# Short task:
How many lines of the data hold the word "lieu"? State the number and nothing else.

■ ■ ■ ■ ■

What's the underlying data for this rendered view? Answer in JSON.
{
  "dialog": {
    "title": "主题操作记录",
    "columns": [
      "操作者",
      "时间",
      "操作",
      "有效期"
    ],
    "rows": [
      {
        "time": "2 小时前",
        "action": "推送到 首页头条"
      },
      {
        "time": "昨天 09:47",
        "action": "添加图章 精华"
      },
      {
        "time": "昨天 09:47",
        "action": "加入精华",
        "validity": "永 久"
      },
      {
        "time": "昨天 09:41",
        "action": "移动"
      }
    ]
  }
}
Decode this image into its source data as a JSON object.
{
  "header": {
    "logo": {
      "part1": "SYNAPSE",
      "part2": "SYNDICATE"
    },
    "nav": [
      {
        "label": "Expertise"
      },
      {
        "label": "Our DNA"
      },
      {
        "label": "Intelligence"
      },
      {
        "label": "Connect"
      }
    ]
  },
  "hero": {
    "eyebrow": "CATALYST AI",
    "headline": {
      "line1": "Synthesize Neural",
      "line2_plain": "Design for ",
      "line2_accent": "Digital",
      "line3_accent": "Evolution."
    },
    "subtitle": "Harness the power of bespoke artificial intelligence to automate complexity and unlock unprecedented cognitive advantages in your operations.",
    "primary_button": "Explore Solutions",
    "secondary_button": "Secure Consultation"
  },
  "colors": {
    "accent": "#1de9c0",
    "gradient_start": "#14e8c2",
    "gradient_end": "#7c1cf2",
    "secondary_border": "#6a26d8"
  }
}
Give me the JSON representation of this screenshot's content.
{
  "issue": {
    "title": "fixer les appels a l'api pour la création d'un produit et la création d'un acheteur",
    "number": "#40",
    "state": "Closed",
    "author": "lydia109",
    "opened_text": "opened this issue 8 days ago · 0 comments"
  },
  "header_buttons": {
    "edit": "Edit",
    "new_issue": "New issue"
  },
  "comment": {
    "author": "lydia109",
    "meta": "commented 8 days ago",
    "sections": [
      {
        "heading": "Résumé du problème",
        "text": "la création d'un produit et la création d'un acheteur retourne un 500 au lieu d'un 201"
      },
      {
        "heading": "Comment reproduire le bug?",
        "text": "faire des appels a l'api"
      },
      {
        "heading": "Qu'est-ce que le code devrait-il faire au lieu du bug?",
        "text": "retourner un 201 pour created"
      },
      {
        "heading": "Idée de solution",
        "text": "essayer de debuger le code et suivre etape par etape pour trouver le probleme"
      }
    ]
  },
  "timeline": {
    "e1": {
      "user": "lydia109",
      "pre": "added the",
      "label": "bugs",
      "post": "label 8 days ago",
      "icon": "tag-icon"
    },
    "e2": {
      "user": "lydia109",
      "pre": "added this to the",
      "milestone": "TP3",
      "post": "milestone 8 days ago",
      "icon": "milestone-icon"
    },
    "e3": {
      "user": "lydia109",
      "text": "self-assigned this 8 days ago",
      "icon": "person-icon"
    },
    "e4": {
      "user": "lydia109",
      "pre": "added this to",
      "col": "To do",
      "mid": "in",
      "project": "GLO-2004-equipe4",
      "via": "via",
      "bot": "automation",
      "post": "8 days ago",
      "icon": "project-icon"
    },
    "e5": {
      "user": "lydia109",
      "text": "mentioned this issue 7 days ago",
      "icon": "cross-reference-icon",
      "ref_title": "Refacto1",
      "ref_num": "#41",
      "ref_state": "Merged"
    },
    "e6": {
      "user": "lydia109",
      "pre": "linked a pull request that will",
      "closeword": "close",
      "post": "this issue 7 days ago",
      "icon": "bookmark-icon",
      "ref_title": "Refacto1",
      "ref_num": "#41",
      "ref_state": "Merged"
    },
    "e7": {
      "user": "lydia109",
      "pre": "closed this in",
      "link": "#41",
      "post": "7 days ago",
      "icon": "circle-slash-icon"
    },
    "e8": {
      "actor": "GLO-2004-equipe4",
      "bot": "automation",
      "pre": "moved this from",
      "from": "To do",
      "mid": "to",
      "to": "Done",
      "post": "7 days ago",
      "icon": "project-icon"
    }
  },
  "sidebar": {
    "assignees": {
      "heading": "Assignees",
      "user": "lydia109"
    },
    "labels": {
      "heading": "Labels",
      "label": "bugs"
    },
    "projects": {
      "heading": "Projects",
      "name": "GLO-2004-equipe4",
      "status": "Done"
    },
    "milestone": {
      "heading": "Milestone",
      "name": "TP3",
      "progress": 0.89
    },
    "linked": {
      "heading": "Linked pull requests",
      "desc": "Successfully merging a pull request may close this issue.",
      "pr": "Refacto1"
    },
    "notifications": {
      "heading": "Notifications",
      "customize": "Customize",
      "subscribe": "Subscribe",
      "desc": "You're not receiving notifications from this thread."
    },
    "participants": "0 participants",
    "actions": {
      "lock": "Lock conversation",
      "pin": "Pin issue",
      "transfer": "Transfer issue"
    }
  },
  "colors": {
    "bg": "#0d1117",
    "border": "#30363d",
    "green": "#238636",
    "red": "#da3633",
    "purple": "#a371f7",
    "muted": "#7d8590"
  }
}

■ ■ ■ ■ ■

# Problem solution:
2